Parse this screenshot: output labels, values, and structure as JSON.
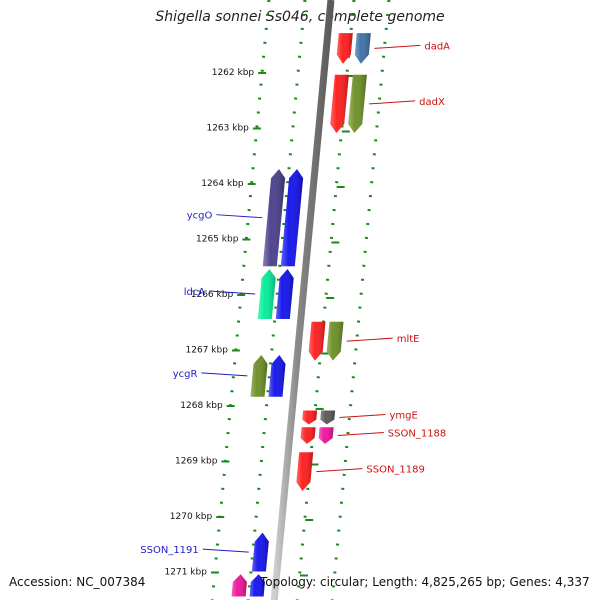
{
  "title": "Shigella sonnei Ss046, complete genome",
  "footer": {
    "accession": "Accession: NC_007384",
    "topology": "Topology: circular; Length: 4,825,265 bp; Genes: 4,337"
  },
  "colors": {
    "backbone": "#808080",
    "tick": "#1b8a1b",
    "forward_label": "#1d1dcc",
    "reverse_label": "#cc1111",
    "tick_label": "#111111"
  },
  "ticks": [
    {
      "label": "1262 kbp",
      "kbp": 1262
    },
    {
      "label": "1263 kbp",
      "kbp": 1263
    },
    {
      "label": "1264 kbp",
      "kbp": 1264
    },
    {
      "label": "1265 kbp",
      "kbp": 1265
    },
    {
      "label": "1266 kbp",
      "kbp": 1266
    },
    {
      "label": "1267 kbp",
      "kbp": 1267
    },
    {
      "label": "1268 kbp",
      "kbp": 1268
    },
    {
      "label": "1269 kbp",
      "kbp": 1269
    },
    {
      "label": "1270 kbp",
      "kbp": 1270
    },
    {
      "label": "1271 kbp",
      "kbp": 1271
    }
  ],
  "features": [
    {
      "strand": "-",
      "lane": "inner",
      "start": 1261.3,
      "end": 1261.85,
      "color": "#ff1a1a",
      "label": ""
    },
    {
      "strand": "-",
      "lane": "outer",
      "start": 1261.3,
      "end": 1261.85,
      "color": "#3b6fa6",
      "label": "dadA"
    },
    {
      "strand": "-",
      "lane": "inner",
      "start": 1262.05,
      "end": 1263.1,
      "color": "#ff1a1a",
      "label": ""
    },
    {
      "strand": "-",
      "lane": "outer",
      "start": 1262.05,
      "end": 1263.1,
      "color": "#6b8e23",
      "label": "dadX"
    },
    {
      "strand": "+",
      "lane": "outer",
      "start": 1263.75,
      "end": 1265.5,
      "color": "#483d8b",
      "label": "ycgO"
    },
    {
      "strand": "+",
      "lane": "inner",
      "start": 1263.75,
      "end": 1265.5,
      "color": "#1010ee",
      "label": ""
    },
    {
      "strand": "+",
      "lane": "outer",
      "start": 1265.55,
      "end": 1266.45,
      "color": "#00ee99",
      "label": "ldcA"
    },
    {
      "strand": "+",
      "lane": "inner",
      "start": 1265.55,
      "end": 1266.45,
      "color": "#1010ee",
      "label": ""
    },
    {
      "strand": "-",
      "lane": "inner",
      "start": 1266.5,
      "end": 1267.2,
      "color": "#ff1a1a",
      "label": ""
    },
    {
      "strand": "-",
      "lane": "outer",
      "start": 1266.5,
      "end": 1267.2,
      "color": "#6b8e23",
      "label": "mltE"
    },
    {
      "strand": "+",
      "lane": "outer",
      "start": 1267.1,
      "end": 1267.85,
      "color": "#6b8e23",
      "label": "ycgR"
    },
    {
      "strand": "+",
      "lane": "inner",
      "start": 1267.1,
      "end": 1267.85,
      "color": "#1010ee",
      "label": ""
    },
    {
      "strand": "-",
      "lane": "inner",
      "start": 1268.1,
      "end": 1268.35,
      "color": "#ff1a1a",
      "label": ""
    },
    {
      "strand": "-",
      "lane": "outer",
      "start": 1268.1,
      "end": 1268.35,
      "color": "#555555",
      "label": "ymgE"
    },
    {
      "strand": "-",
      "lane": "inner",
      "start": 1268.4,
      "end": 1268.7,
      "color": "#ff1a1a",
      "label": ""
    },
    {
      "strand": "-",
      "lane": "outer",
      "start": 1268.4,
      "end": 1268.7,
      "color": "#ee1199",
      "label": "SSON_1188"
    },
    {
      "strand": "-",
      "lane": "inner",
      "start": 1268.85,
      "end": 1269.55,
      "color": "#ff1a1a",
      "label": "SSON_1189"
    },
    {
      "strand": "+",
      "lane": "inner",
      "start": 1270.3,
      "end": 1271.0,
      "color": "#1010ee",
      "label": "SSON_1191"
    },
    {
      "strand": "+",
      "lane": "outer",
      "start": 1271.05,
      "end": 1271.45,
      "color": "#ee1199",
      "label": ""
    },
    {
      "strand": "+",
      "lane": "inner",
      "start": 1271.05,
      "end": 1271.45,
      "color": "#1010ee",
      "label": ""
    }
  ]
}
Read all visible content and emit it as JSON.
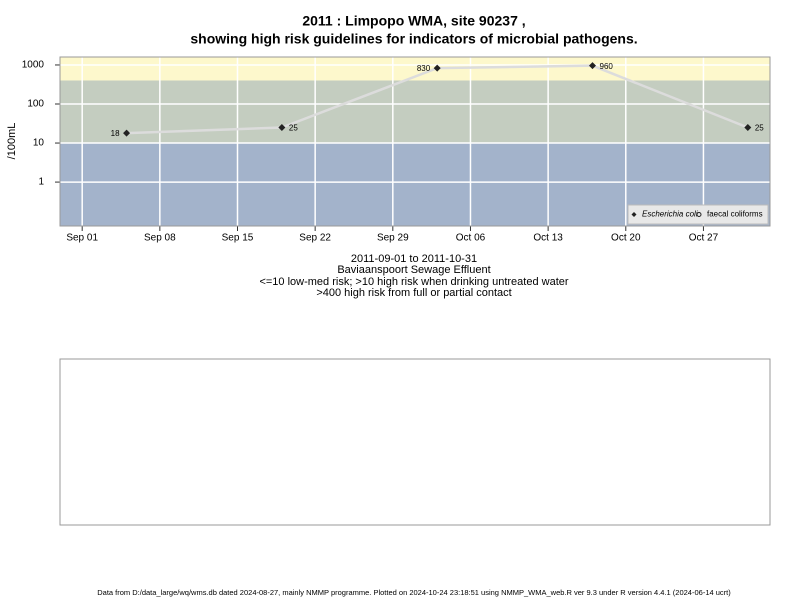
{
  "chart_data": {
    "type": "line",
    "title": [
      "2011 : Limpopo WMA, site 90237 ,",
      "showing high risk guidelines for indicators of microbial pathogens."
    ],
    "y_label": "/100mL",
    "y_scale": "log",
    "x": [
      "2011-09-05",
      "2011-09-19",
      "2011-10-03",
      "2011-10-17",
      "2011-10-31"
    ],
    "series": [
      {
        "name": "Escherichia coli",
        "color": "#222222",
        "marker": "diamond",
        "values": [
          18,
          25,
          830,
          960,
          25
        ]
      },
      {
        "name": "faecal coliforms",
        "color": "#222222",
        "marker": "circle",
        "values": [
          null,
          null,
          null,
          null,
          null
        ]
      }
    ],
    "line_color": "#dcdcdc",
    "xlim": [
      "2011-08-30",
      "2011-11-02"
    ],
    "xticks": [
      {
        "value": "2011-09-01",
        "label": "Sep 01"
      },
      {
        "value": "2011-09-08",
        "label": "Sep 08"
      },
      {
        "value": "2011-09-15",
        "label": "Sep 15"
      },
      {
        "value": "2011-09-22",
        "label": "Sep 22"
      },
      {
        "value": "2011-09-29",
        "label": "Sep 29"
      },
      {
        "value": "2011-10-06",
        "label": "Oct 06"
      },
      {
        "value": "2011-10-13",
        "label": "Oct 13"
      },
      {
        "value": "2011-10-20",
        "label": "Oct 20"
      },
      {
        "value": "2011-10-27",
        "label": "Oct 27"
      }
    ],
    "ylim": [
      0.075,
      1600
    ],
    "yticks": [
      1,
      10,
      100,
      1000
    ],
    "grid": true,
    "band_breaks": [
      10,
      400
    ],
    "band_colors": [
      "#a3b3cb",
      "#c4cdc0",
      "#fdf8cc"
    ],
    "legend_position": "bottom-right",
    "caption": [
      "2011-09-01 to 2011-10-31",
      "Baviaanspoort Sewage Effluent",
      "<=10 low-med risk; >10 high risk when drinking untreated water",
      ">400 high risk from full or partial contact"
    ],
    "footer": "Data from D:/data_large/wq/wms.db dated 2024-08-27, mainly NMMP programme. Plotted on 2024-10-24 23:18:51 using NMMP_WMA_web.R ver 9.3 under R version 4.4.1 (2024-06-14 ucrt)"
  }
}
● ● ● ●
*Instructions to follow*. Retype the data word for word and keep the pictures out of it.

*Result of the exercise*.
Parse this screenshot: output labels, values, and structure as JSON.
{
  "title": "Shigella sonnei Ss046, complete genome",
  "footer": {
    "accession": "Accession: NC_007384",
    "topology": "Topology: circular; Length: 4,825,265 bp; Genes: 4,337"
  },
  "colors": {
    "backbone": "#808080",
    "tick": "#1b8a1b",
    "forward_label": "#1d1dcc",
    "reverse_label": "#cc1111",
    "tick_label": "#111111"
  },
  "ticks": [
    {
      "label": "1262 kbp",
      "kbp": 1262
    },
    {
      "label": "1263 kbp",
      "kbp": 1263
    },
    {
      "label": "1264 kbp",
      "kbp": 1264
    },
    {
      "label": "1265 kbp",
      "kbp": 1265
    },
    {
      "label": "1266 kbp",
      "kbp": 1266
    },
    {
      "label": "1267 kbp",
      "kbp": 1267
    },
    {
      "label": "1268 kbp",
      "kbp": 1268
    },
    {
      "label": "1269 kbp",
      "kbp": 1269
    },
    {
      "label": "1270 kbp",
      "kbp": 1270
    },
    {
      "label": "1271 kbp",
      "kbp": 1271
    }
  ],
  "features": [
    {
      "strand": "-",
      "lane": "inner",
      "start": 1261.3,
      "end": 1261.85,
      "color": "#ff1a1a",
      "label": ""
    },
    {
      "strand": "-",
      "lane": "outer",
      "start": 1261.3,
      "end": 1261.85,
      "color": "#3b6fa6",
      "label": "dadA"
    },
    {
      "strand": "-",
      "lane": "inner",
      "start": 1262.05,
      "end": 1263.1,
      "color": "#ff1a1a",
      "label": ""
    },
    {
      "strand": "-",
      "lane": "outer",
      "start": 1262.05,
      "end": 1263.1,
      "color": "#6b8e23",
      "label": "dadX"
    },
    {
      "strand": "+",
      "lane": "outer",
      "start": 1263.75,
      "end": 1265.5,
      "color": "#483d8b",
      "label": "ycgO"
    },
    {
      "strand": "+",
      "lane": "inner",
      "start": 1263.75,
      "end": 1265.5,
      "color": "#1010ee",
      "label": ""
    },
    {
      "strand": "+",
      "lane": "outer",
      "start": 1265.55,
      "end": 1266.45,
      "color": "#00ee99",
      "label": "ldcA"
    },
    {
      "strand": "+",
      "lane": "inner",
      "start": 1265.55,
      "end": 1266.45,
      "color": "#1010ee",
      "label": ""
    },
    {
      "strand": "-",
      "lane": "inner",
      "start": 1266.5,
      "end": 1267.2,
      "color": "#ff1a1a",
      "label": ""
    },
    {
      "strand": "-",
      "lane": "outer",
      "start": 1266.5,
      "end": 1267.2,
      "color": "#6b8e23",
      "label": "mltE"
    },
    {
      "strand": "+",
      "lane": "outer",
      "start": 1267.1,
      "end": 1267.85,
      "color": "#6b8e23",
      "label": "ycgR"
    },
    {
      "strand": "+",
      "lane": "inner",
      "start": 1267.1,
      "end": 1267.85,
      "color": "#1010ee",
      "label": ""
    },
    {
      "strand": "-",
      "lane": "inner",
      "start": 1268.1,
      "end": 1268.35,
      "color": "#ff1a1a",
      "label": ""
    },
    {
      "strand": "-",
      "lane": "outer",
      "start": 1268.1,
      "end": 1268.35,
      "color": "#555555",
      "label": "ymgE"
    },
    {
      "strand": "-",
      "lane": "inner",
      "start": 1268.4,
      "end": 1268.7,
      "color": "#ff1a1a",
      "label": ""
    },
    {
      "strand": "-",
      "lane": "outer",
      "start": 1268.4,
      "end": 1268.7,
      "color": "#ee1199",
      "label": "SSON_1188"
    },
    {
      "strand": "-",
      "lane": "inner",
      "start": 1268.85,
      "end": 1269.55,
      "color": "#ff1a1a",
      "label": "SSON_1189"
    },
    {
      "strand": "+",
      "lane": "inner",
      "start": 1270.3,
      "end": 1271.0,
      "color": "#1010ee",
      "label": "SSON_1191"
    },
    {
      "strand": "+",
      "lane": "outer",
      "start": 1271.05,
      "end": 1271.45,
      "color": "#ee1199",
      "label": ""
    },
    {
      "strand": "+",
      "lane": "inner",
      "start": 1271.05,
      "end": 1271.45,
      "color": "#1010ee",
      "label": ""
    }
  ]
}
Read all visible content and emit it as JSON.
{
  "chart_data": {
    "type": "line",
    "title": [
      "2011 : Limpopo WMA, site 90237 ,",
      "showing high risk guidelines for indicators of microbial pathogens."
    ],
    "y_label": "/100mL",
    "y_scale": "log",
    "x": [
      "2011-09-05",
      "2011-09-19",
      "2011-10-03",
      "2011-10-17",
      "2011-10-31"
    ],
    "series": [
      {
        "name": "Escherichia coli",
        "color": "#222222",
        "marker": "diamond",
        "values": [
          18,
          25,
          830,
          960,
          25
        ]
      },
      {
        "name": "faecal coliforms",
        "color": "#222222",
        "marker": "circle",
        "values": [
          null,
          null,
          null,
          null,
          null
        ]
      }
    ],
    "line_color": "#dcdcdc",
    "xlim": [
      "2011-08-30",
      "2011-11-02"
    ],
    "xticks": [
      {
        "value": "2011-09-01",
        "label": "Sep 01"
      },
      {
        "value": "2011-09-08",
        "label": "Sep 08"
      },
      {
        "value": "2011-09-15",
        "label": "Sep 15"
      },
      {
        "value": "2011-09-22",
        "label": "Sep 22"
      },
      {
        "value": "2011-09-29",
        "label": "Sep 29"
      },
      {
        "value": "2011-10-06",
        "label": "Oct 06"
      },
      {
        "value": "2011-10-13",
        "label": "Oct 13"
      },
      {
        "value": "2011-10-20",
        "label": "Oct 20"
      },
      {
        "value": "2011-10-27",
        "label": "Oct 27"
      }
    ],
    "ylim": [
      0.075,
      1600
    ],
    "yticks": [
      1,
      10,
      100,
      1000
    ],
    "grid": true,
    "band_breaks": [
      10,
      400
    ],
    "band_colors": [
      "#a3b3cb",
      "#c4cdc0",
      "#fdf8cc"
    ],
    "legend_position": "bottom-right",
    "caption": [
      "2011-09-01 to 2011-10-31",
      "Baviaanspoort Sewage Effluent",
      "<=10 low-med risk; >10 high risk when drinking untreated water",
      ">400 high risk from full or partial contact"
    ],
    "footer": "Data from D:/data_large/wq/wms.db dated 2024-08-27, mainly NMMP programme. Plotted on 2024-10-24 23:18:51 using NMMP_WMA_web.R ver 9.3 under R version 4.4.1 (2024-06-14 ucrt)"
  }
}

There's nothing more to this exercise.